Extracted data =>
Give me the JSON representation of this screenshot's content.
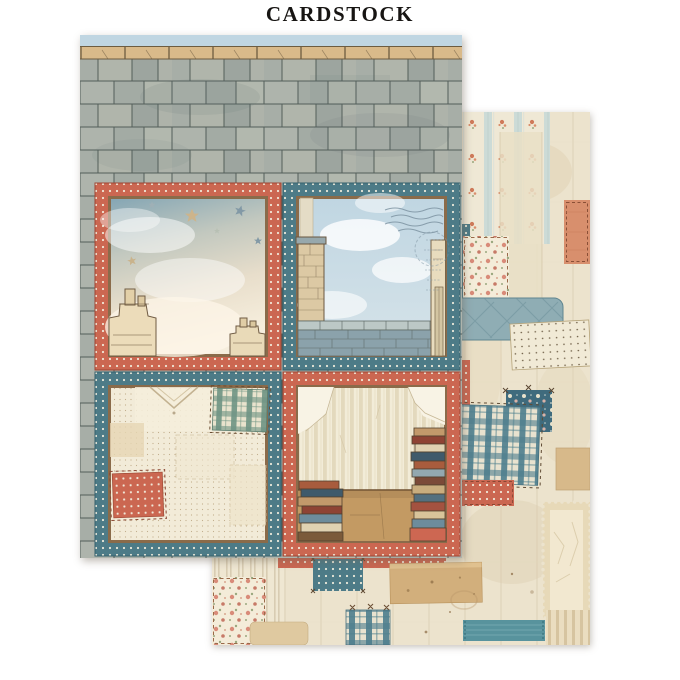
{
  "title": "CARDSTOCK",
  "sheets": {
    "front": {
      "name": "rooftop four-panel sheet",
      "header": "slate roof tiles with stone ridge under pale sky",
      "panels": [
        {
          "id": "top-left",
          "border": "coral polka dot",
          "scene": "starry watercolor sky with clouds and two rooftop chimneys"
        },
        {
          "id": "top-right",
          "border": "teal polka dot",
          "scene": "blue sky with clouds over slate parapet, stone chimney, building edge and postmark"
        },
        {
          "id": "bottom-left",
          "border": "teal polka dot",
          "scene": "cream dotted fabric with green plaid and coral polka patches"
        },
        {
          "id": "bottom-right",
          "border": "coral polka dot",
          "scene": "striped wallpaper with cracked plaster, wooden floor and stacked books"
        }
      ]
    },
    "back": {
      "name": "patchwork collage sheet",
      "elements": [
        "striped floral wallpaper",
        "linen patch",
        "salmon stitched patch",
        "cream rose floral patches",
        "quilted blue fabric",
        "cream pin-dot patch",
        "navy floral patch",
        "blue plaid patches",
        "coral polka patches",
        "teal polka patches",
        "kraft paper scraps",
        "postage stamp frame",
        "ticking stripe fabric",
        "teal woven ribbon",
        "cross stitches and stains"
      ]
    }
  },
  "palette": {
    "coral": "#cb6751",
    "teal": "#4d7b87",
    "slate": "#aab0a8",
    "cream": "#f2ebd8",
    "sky": "#c0d6e2",
    "wood": "#c39a63",
    "kraft": "#d2af7c",
    "ribbon": "#58939d",
    "base_paper": "#ece3cd",
    "ink": "#171513"
  }
}
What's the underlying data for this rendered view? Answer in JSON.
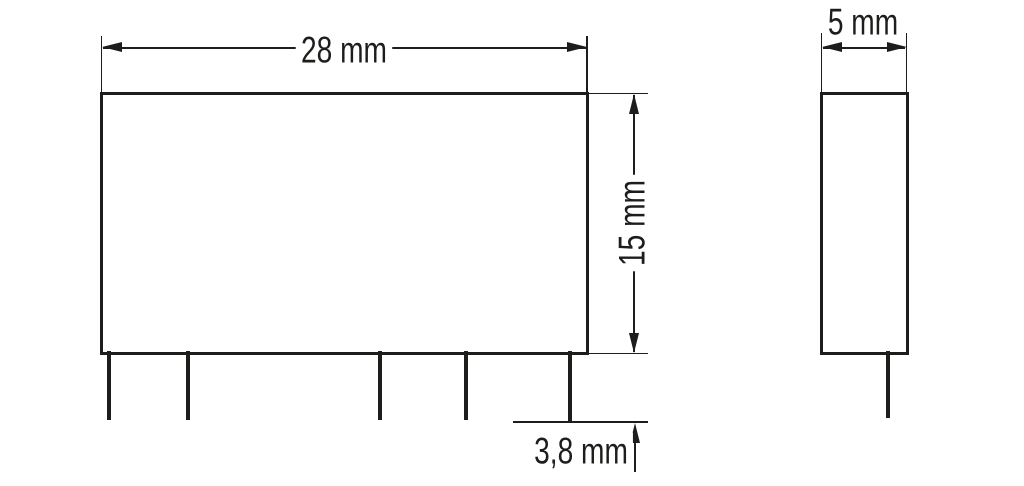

Directions =>
Gather each line that holds "this".

Task output =>
Give me the JSON representation of this screenshot's content.
What's the underlying data for this rendered view? Answer in JSON.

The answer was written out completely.